[Records excerpted from a collection]

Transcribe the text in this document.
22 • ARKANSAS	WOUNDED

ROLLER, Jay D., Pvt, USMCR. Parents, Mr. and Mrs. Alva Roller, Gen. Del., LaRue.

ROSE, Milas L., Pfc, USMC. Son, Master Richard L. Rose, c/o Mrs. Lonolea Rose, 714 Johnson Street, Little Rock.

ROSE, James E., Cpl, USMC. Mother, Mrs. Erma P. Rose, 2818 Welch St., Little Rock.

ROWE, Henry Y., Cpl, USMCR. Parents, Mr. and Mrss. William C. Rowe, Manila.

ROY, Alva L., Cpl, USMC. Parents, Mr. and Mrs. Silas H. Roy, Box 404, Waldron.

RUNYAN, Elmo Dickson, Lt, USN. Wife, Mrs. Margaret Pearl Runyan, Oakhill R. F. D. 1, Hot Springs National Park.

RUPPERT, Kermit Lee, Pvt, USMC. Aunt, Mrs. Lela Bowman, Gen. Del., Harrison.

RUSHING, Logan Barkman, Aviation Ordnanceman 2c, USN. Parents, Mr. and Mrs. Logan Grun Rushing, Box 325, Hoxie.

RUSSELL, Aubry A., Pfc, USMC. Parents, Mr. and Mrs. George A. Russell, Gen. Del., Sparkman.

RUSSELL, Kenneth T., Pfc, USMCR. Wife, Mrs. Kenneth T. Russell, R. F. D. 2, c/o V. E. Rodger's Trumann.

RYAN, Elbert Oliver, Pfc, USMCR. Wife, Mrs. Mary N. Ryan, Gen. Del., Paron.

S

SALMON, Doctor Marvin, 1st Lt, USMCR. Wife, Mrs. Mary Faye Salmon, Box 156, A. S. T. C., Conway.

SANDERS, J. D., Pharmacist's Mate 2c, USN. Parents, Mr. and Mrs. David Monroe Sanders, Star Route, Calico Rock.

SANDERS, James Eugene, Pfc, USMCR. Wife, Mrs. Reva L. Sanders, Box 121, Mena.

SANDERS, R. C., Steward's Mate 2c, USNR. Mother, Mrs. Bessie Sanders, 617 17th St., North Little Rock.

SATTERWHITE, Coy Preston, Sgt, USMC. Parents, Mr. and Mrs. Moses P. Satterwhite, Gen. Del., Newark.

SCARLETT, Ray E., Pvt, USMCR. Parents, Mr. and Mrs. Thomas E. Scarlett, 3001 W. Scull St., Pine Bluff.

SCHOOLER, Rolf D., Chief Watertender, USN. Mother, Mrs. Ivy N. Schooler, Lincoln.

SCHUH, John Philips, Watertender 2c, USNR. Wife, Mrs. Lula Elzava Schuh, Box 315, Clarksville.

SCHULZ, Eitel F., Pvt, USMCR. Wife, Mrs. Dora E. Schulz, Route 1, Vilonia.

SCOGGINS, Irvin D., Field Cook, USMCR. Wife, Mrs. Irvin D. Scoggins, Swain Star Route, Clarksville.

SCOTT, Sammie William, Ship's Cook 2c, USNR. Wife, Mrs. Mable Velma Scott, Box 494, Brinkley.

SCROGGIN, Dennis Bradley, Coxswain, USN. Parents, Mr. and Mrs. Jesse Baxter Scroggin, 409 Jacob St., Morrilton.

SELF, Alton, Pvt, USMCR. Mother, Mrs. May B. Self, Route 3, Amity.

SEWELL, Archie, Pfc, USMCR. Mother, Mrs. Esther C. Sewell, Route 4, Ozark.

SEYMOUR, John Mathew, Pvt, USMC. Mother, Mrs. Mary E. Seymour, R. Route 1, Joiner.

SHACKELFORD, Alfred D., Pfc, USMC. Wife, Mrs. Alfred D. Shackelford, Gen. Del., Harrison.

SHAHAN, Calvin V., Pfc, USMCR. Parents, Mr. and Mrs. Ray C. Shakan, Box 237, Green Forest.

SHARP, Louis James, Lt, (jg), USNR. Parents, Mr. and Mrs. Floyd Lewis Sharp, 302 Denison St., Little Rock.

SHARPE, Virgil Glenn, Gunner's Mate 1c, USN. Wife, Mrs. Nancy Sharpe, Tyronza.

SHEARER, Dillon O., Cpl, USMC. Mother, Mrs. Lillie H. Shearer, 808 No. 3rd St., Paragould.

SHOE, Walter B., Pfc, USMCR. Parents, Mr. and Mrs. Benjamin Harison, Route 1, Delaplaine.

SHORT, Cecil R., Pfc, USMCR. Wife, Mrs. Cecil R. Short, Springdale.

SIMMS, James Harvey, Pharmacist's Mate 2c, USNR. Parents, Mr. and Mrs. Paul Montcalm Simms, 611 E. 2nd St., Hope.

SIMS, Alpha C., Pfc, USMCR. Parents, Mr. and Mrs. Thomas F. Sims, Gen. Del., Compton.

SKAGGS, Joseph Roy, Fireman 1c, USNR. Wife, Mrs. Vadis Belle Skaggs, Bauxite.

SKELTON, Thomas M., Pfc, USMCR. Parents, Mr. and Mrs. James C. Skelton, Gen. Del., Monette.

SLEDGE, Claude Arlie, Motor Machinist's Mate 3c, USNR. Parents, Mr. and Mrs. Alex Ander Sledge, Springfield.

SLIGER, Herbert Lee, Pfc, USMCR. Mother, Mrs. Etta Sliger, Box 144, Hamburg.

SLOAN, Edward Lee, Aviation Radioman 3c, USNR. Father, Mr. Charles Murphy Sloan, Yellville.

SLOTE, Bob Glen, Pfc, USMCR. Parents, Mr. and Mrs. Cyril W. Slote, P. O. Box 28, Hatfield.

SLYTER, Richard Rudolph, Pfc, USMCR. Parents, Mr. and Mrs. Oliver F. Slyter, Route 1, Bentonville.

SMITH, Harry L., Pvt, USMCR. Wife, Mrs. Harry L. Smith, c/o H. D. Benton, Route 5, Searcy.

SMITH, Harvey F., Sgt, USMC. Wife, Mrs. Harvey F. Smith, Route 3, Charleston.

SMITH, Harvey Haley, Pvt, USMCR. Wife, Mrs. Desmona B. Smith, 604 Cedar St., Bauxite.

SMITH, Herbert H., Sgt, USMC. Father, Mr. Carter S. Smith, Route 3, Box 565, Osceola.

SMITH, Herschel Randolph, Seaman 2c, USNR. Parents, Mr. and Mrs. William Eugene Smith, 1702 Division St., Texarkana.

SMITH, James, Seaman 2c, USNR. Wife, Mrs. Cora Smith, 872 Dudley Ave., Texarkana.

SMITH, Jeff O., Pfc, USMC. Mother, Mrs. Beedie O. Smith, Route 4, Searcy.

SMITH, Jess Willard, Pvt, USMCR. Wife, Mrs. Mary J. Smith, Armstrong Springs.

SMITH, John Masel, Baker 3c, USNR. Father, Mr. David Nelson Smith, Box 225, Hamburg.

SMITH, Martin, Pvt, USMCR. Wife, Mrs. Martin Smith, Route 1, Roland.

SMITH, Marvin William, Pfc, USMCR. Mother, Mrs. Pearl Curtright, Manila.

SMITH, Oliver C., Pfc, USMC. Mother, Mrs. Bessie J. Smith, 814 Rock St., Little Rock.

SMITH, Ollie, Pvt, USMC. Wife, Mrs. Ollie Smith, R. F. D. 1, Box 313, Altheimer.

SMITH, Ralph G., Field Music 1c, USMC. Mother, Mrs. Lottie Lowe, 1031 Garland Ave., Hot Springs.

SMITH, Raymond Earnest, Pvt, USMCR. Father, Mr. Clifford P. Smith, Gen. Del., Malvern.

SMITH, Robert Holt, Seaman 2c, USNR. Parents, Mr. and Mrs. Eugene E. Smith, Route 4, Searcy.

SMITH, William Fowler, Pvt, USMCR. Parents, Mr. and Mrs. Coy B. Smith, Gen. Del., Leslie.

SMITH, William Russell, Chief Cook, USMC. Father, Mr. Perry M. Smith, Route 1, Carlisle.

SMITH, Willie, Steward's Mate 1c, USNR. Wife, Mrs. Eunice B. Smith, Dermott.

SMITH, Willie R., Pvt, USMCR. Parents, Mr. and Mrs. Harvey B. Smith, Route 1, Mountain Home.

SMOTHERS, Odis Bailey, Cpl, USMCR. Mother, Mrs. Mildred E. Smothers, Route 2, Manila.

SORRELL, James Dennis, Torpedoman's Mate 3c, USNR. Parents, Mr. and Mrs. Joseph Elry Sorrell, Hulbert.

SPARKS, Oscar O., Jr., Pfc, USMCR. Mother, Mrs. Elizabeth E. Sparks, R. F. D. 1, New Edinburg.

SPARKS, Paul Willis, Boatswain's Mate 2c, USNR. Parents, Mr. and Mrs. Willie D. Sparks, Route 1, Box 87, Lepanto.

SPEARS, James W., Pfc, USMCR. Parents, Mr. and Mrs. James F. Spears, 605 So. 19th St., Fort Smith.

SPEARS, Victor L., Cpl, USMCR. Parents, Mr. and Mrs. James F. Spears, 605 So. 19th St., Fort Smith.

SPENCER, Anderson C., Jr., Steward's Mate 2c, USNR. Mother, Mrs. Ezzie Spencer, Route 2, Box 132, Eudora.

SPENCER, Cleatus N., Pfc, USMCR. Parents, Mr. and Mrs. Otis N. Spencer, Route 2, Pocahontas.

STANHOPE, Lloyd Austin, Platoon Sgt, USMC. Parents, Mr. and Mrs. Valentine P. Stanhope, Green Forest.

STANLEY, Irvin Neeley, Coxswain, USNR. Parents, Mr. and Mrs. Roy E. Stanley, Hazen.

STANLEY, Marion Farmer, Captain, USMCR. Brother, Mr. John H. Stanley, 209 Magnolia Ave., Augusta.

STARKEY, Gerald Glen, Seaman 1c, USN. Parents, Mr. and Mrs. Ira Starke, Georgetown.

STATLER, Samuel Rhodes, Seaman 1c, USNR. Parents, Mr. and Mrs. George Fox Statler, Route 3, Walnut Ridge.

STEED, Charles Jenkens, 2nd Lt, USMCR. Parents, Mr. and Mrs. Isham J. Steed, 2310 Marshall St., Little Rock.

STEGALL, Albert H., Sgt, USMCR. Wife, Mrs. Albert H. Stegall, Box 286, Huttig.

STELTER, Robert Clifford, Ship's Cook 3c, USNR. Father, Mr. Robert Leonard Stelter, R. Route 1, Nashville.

Objective
Find the lines containing "Watertender" and pull them out.

Solution for this problem
SCHOOLER, Rolf D., Chief Watertender, USN. Mother, Mrs. Ivy N. Schooler, Lincoln.
SCHUH, John Philips, Watertender 2c, USNR. Wife, Mrs. Lula Elzava Schuh, Box 315, Clarksville.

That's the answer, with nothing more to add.